Problem description
Nothing in the data should change when you return it, but leave the pictures out.

>> Begin Exercise materials

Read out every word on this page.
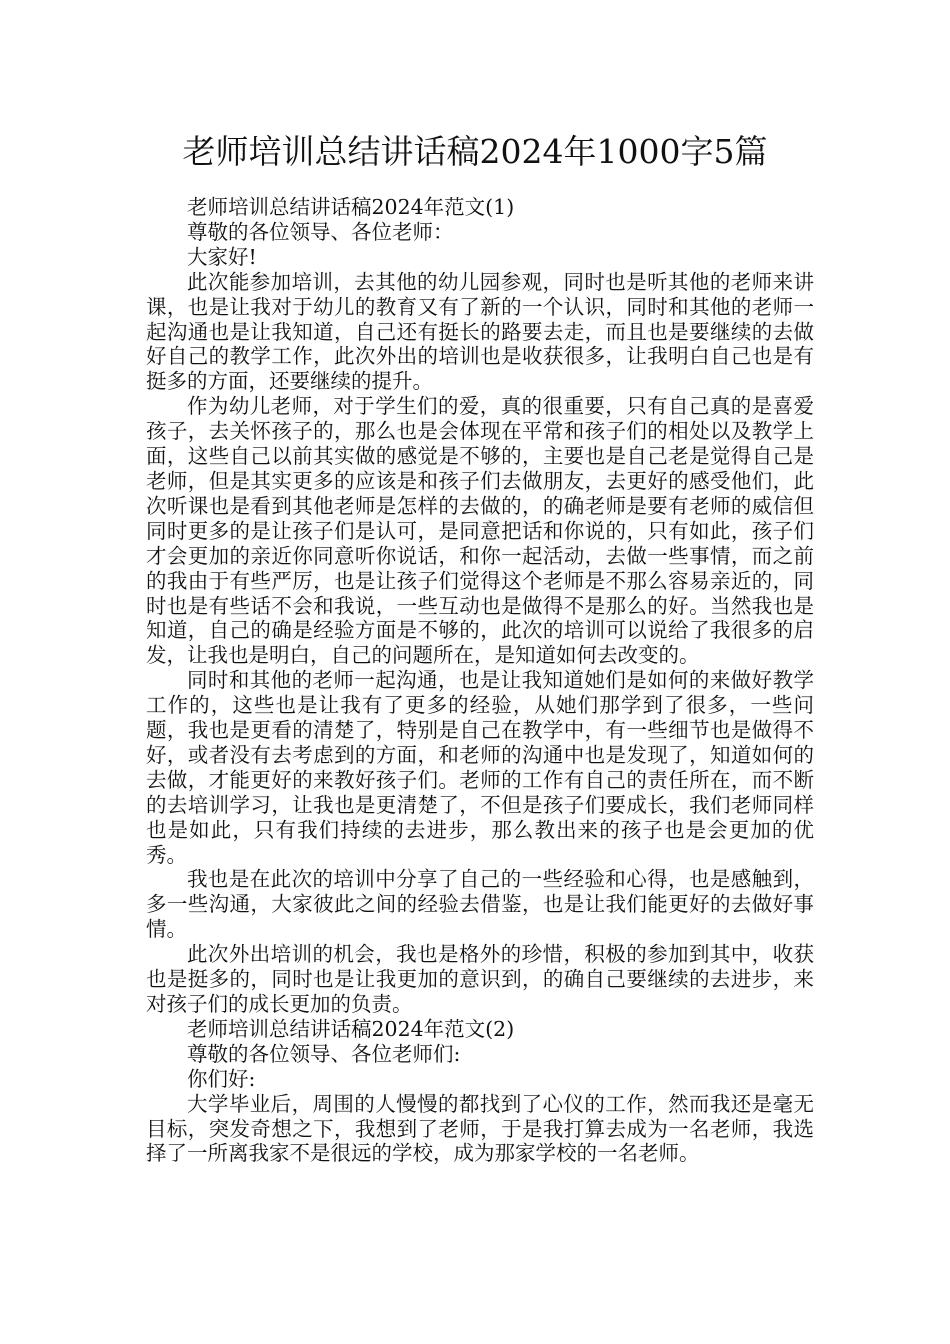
老师培训总结讲话稿2024年1000字5篇

老师培训总结讲话稿2024年范文(1)

尊敬的各位领导、各位老师：

大家好!

此次能参加培训，去其他的幼儿园参观，同时也是听其他的老师来讲课，也是让我对于幼儿的教育又有了新的一个认识，同时和其他的老师一起沟通也是让我知道，自己还有挺长的路要去走，而且也是要继续的去做好自己的教学工作，此次外出的培训也是收获很多，让我明白自己也是有挺多的方面，还要继续的提升。

作为幼儿老师，对于学生们的爱，真的很重要，只有自己真的是喜爱孩子，去关怀孩子的，那么也是会体现在平常和孩子们的相处以及教学上面，这些自己以前其实做的感觉是不够的，主要也是自己老是觉得自己是老师，但是其实更多的应该是和孩子们去做朋友，去更好的感受他们，此次听课也是看到其他老师是怎样的去做的，的确老师是要有老师的威信但同时更多的是让孩子们是认可，是同意把话和你说的，只有如此，孩子们才会更加的亲近你同意听你说话，和你一起活动，去做一些事情，而之前的我由于有些严厉，也是让孩子们觉得这个老师是不那么容易亲近的，同时也是有些话不会和我说，一些互动也是做得不是那么的好。当然我也是知道，自己的确是经验方面是不够的，此次的培训可以说给了我很多的启发，让我也是明白，自己的问题所在，是知道如何去改变的。

同时和其他的老师一起沟通，也是让我知道她们是如何的来做好教学工作的，这些也是让我有了更多的经验，从她们那学到了很多，一些问题，我也是更看的清楚了，特别是自己在教学中，有一些细节也是做得不好，或者没有去考虑到的方面，和老师的沟通中也是发现了，知道如何的去做，才能更好的来教好孩子们。老师的工作有自己的责任所在，而不断的去培训学习，让我也是更清楚了，不但是孩子们要成长，我们老师同样也是如此，只有我们持续的去进步，那么教出来的孩子也是会更加的优秀。

我也是在此次的培训中分享了自己的一些经验和心得，也是感触到，多一些沟通，大家彼此之间的经验去借鉴，也是让我们能更好的去做好事情。

此次外出培训的机会，我也是格外的珍惜，积极的参加到其中，收获也是挺多的，同时也是让我更加的意识到，的确自己要继续的去进步，来对孩子们的成长更加的负责。

老师培训总结讲话稿2024年范文(2)

尊敬的各位领导、各位老师们:

你们好:

大学毕业后，周围的人慢慢的都找到了心仪的工作，然而我还是毫无目标，突发奇想之下，我想到了老师，于是我打算去成为一名老师，我选择了一所离我家不是很远的学校，成为那家学校的一名老师。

>> End Exercise materials

Response for this exercise
Read out every word on this page.
老师培训总结讲话稿2024年1000字5篇

老师培训总结讲话稿2024年范文(1)

尊敬的各位领导、各位老师：

大家好!

此次能参加培训，去其他的幼儿园参观，同时也是听其他的老师来讲课，也是让我对于幼儿的教育又有了新的一个认识，同时和其他的老师一起沟通也是让我知道，自己还有挺长的路要去走，而且也是要继续的去做好自己的教学工作，此次外出的培训也是收获很多，让我明白自己也是有挺多的方面，还要继续的提升。

作为幼儿老师，对于学生们的爱，真的很重要，只有自己真的是喜爱孩子，去关怀孩子的，那么也是会体现在平常和孩子们的相处以及教学上面，这些自己以前其实做的感觉是不够的，主要也是自己老是觉得自己是老师，但是其实更多的应该是和孩子们去做朋友，去更好的感受他们，此次听课也是看到其他老师是怎样的去做的，的确老师是要有老师的威信但同时更多的是让孩子们是认可，是同意把话和你说的，只有如此，孩子们才会更加的亲近你同意听你说话，和你一起活动，去做一些事情，而之前的我由于有些严厉，也是让孩子们觉得这个老师是不那么容易亲近的，同时也是有些话不会和我说，一些互动也是做得不是那么的好。当然我也是知道，自己的确是经验方面是不够的，此次的培训可以说给了我很多的启发，让我也是明白，自己的问题所在，是知道如何去改变的。

同时和其他的老师一起沟通，也是让我知道她们是如何的来做好教学工作的，这些也是让我有了更多的经验，从她们那学到了很多，一些问题，我也是更看的清楚了，特别是自己在教学中，有一些细节也是做得不好，或者没有去考虑到的方面，和老师的沟通中也是发现了，知道如何的去做，才能更好的来教好孩子们。老师的工作有自己的责任所在，而不断的去培训学习，让我也是更清楚了，不但是孩子们要成长，我们老师同样也是如此，只有我们持续的去进步，那么教出来的孩子也是会更加的优秀。

我也是在此次的培训中分享了自己的一些经验和心得，也是感触到，多一些沟通，大家彼此之间的经验去借鉴，也是让我们能更好的去做好事情。

此次外出培训的机会，我也是格外的珍惜，积极的参加到其中，收获也是挺多的，同时也是让我更加的意识到，的确自己要继续的去进步，来对孩子们的成长更加的负责。

老师培训总结讲话稿2024年范文(2)

尊敬的各位领导、各位老师们:

你们好:

大学毕业后，周围的人慢慢的都找到了心仪的工作，然而我还是毫无目标，突发奇想之下，我想到了老师，于是我打算去成为一名老师，我选择了一所离我家不是很远的学校，成为那家学校的一名老师。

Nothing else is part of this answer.